**Exercise description**
Wherever a line holds the string "under", copy that line.

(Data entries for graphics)
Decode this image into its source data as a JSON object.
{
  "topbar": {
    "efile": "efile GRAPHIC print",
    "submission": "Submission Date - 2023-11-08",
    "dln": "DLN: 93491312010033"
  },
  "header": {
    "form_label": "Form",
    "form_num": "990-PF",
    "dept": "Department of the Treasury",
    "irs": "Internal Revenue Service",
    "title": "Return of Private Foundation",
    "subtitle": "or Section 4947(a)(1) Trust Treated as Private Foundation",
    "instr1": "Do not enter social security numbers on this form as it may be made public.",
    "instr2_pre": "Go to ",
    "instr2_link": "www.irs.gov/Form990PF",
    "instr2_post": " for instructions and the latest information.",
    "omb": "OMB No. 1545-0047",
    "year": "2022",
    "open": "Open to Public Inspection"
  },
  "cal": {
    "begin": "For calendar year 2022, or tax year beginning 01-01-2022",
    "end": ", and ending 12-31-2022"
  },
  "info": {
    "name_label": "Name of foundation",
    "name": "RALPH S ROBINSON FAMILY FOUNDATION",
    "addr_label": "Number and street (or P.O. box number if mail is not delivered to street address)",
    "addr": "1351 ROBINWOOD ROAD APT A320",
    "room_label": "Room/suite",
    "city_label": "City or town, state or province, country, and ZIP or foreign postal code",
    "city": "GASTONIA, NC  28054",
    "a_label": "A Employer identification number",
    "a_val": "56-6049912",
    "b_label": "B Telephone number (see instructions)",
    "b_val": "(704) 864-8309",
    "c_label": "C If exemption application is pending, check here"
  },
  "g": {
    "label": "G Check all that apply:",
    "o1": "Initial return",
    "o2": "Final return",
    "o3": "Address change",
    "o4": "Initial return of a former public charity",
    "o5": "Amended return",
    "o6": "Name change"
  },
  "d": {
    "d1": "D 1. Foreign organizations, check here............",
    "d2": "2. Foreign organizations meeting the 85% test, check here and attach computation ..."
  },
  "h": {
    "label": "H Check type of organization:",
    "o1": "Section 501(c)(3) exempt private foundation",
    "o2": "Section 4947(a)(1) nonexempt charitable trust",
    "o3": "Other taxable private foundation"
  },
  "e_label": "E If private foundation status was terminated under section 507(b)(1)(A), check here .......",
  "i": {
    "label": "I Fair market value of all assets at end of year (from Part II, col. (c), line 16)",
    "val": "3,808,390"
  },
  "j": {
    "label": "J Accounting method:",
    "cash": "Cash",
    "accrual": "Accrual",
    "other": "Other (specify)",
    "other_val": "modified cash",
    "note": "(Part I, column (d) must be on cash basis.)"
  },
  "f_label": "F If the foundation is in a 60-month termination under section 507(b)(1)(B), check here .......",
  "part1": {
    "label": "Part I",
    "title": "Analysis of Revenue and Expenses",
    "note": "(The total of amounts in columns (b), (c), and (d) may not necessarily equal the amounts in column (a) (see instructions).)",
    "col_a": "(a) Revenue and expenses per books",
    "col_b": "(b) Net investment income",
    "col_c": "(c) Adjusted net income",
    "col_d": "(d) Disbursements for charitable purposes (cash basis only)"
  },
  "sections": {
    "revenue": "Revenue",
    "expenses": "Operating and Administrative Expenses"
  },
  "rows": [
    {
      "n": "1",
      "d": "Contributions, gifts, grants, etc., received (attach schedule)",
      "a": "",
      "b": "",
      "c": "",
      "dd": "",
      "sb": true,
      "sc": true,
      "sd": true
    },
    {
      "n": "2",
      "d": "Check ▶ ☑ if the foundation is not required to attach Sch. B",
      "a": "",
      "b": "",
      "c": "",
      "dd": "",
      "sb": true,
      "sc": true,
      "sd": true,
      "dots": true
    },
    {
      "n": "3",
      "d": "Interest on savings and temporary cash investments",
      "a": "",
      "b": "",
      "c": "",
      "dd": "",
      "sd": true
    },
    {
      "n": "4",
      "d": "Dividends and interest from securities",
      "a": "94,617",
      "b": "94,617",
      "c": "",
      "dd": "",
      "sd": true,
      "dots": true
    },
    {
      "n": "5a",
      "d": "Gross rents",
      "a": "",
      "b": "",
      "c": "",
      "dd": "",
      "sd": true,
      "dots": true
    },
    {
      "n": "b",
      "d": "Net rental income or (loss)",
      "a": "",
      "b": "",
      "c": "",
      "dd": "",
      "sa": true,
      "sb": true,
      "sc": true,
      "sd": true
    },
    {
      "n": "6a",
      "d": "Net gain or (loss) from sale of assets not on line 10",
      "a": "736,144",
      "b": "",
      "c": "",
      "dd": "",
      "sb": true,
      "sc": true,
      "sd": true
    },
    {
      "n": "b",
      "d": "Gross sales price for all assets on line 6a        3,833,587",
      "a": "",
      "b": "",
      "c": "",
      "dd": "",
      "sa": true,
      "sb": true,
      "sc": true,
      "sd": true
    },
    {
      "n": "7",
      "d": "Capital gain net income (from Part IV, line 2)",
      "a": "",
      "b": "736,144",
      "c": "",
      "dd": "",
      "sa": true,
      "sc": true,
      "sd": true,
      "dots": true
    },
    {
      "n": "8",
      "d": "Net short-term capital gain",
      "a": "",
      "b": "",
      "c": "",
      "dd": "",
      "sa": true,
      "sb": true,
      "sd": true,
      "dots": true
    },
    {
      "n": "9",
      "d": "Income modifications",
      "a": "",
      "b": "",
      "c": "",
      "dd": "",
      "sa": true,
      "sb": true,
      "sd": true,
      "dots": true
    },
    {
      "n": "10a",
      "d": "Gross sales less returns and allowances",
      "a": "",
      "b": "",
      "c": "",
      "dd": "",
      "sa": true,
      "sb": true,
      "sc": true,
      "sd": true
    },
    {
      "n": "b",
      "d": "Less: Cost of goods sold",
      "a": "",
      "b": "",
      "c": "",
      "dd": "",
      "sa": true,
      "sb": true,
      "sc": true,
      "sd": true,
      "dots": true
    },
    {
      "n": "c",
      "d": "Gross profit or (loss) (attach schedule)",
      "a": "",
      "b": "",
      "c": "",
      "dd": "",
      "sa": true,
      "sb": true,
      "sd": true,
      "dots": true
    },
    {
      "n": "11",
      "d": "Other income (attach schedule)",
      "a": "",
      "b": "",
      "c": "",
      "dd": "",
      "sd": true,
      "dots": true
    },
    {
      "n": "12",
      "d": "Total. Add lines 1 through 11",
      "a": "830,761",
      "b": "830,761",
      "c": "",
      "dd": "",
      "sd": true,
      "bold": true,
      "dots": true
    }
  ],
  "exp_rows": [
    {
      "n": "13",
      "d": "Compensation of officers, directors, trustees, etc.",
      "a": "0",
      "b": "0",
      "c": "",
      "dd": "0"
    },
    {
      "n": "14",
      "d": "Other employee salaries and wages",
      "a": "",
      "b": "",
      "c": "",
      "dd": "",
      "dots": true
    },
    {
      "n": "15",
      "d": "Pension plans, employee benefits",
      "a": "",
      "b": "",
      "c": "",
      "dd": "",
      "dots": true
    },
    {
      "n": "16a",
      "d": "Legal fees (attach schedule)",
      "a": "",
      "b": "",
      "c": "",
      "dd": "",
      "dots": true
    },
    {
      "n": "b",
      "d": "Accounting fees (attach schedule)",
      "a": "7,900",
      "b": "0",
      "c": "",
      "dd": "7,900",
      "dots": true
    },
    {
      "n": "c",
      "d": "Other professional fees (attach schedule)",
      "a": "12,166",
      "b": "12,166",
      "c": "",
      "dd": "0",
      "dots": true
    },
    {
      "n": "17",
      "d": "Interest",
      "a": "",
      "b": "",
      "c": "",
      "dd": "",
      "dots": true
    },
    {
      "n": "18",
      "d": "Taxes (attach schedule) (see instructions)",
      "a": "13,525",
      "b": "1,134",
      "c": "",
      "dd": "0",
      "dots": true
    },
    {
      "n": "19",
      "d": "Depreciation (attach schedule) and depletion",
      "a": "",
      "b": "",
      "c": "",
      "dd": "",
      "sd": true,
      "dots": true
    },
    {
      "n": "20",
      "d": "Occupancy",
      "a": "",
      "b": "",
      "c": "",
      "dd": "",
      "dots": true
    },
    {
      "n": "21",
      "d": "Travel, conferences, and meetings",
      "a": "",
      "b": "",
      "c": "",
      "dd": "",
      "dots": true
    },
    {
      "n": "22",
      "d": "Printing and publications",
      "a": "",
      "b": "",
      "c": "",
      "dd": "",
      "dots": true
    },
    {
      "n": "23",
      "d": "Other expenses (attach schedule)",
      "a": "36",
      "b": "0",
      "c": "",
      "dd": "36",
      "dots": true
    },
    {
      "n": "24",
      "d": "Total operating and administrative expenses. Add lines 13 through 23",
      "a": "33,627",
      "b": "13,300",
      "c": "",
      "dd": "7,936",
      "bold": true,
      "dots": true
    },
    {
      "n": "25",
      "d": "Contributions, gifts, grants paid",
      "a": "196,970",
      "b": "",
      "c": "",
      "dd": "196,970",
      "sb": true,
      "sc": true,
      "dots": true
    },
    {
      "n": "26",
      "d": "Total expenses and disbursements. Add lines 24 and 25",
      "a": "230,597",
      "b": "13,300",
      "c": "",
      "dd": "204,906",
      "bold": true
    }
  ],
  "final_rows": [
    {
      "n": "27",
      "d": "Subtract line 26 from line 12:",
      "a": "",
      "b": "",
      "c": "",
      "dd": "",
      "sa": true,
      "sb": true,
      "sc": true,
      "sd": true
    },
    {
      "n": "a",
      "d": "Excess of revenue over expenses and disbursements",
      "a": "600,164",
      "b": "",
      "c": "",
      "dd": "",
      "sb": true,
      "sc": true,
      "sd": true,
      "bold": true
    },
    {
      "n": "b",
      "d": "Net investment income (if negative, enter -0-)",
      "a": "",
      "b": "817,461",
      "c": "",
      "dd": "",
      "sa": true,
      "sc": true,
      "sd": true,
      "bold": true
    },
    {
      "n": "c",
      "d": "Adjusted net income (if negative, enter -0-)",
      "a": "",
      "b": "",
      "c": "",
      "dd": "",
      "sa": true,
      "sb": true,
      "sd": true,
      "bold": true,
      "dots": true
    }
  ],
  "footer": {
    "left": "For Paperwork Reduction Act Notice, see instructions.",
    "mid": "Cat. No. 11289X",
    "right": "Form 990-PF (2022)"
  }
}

**Solved problem**
  "e_label": "E If private foundation status was terminated under section 507(b)(1)(A), check here .......",
  "f_label": "F If the foundation is in a 60-month termination under section 507(b)(1)(B), check here .......",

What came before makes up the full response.